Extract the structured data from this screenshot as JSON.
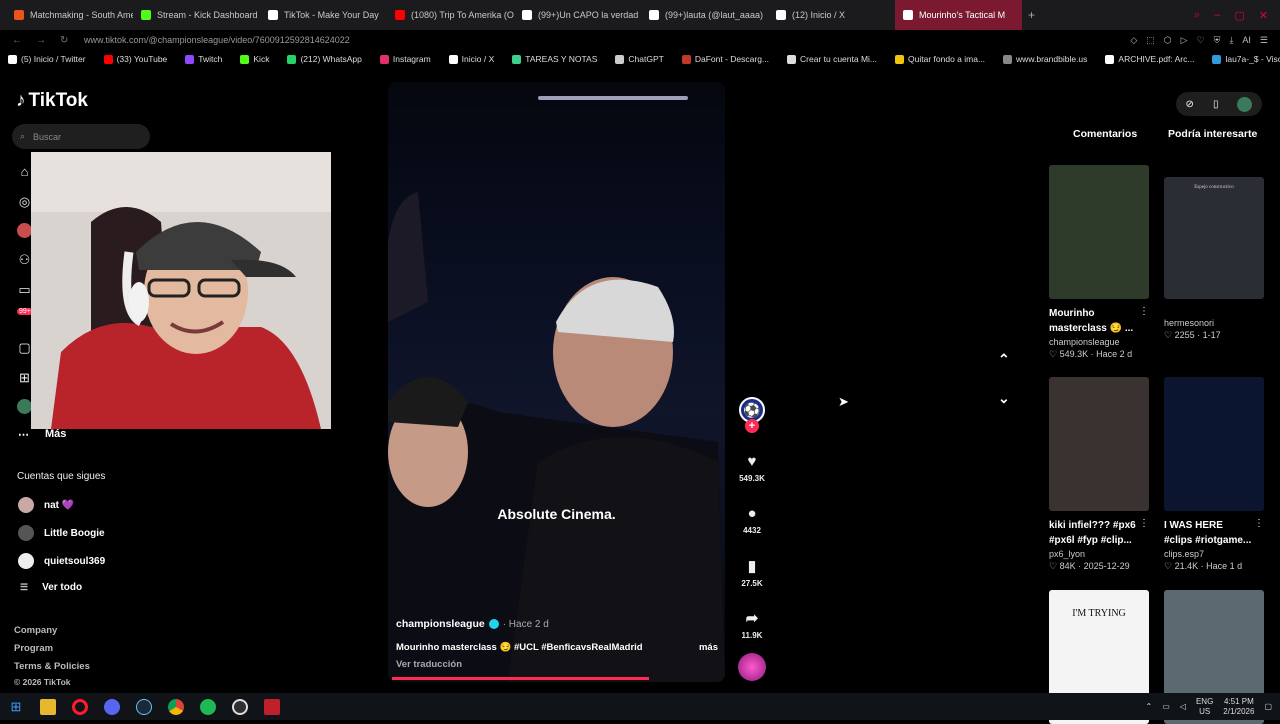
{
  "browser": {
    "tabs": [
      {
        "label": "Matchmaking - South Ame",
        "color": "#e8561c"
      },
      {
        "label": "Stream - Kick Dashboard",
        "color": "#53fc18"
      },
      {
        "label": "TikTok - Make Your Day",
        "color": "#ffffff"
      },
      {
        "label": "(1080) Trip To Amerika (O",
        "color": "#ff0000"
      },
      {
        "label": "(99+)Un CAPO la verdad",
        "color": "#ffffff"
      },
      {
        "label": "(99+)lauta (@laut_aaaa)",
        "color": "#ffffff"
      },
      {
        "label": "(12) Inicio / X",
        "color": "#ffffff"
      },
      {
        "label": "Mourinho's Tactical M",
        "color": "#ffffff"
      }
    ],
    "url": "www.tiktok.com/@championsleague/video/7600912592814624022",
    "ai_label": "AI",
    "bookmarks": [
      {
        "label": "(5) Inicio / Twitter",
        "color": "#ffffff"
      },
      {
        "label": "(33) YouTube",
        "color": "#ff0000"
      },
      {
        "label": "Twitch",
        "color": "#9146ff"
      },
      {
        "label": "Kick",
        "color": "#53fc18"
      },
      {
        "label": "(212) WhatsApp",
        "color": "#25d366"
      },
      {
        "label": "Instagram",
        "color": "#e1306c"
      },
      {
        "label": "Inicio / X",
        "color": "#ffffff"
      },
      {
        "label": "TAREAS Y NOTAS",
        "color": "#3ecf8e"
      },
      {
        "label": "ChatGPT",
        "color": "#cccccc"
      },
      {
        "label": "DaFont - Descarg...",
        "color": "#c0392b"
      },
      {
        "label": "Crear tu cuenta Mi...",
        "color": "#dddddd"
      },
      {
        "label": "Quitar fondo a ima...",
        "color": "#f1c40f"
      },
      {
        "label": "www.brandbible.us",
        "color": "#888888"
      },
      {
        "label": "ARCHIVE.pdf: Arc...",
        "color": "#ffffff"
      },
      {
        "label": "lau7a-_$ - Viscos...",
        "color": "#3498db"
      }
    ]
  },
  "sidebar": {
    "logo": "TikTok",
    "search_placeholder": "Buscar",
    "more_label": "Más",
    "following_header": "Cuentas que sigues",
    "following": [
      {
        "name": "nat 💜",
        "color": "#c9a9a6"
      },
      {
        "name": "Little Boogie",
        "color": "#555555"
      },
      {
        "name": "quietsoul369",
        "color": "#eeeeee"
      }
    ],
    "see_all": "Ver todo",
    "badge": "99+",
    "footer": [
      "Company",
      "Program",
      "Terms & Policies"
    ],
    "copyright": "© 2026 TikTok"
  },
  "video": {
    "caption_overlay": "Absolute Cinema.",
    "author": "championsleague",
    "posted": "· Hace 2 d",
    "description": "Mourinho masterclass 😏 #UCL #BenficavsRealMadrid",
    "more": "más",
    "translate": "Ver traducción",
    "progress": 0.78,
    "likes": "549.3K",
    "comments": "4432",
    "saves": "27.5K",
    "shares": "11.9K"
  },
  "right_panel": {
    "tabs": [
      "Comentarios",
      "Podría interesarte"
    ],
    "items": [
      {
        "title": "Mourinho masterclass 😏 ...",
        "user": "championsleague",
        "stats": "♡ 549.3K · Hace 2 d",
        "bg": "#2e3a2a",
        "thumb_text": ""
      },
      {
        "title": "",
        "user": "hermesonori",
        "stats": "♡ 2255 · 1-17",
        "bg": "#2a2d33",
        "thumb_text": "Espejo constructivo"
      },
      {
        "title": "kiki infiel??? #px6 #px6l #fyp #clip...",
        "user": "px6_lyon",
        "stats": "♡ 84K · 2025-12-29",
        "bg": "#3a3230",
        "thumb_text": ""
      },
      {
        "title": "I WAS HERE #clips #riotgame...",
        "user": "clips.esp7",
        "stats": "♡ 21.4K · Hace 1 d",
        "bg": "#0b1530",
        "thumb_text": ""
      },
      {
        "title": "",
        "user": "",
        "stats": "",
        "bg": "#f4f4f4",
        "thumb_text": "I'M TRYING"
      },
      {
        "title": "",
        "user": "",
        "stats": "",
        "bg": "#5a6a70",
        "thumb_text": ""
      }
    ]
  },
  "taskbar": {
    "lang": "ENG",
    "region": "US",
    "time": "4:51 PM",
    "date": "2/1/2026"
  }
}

* * *

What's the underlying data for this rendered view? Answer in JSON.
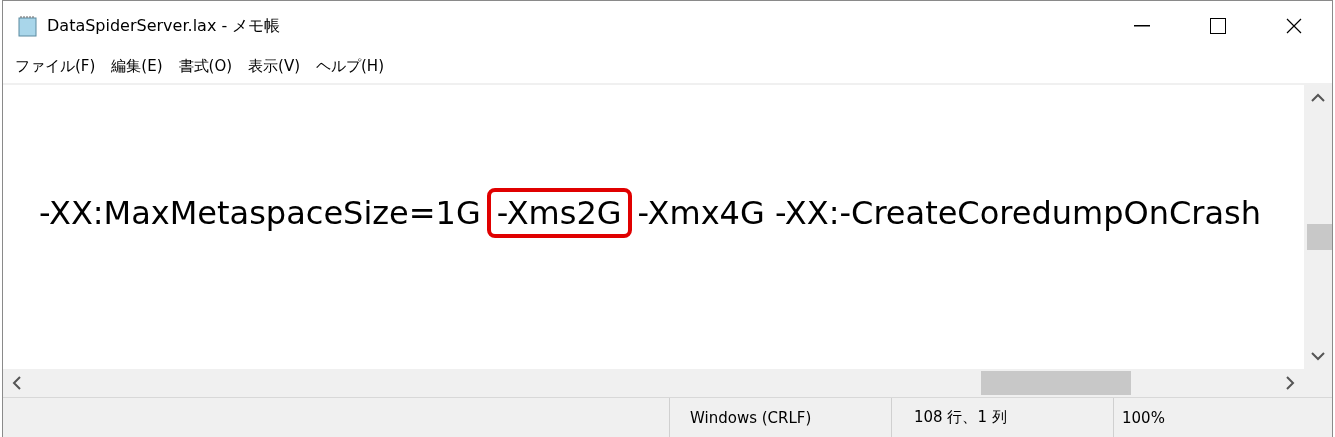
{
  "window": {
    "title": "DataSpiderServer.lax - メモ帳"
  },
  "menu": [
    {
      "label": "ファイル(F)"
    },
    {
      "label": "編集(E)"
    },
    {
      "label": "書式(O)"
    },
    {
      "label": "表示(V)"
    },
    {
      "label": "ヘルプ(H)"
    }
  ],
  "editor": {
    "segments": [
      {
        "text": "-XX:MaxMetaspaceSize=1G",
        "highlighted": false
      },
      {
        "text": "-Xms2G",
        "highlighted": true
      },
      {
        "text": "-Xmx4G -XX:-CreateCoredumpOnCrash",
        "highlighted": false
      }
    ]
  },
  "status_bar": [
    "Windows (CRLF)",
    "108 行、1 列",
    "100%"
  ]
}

* * *

# Task
Count the lines that include the word "name" and state the result as a bare number.

# Finished answer
3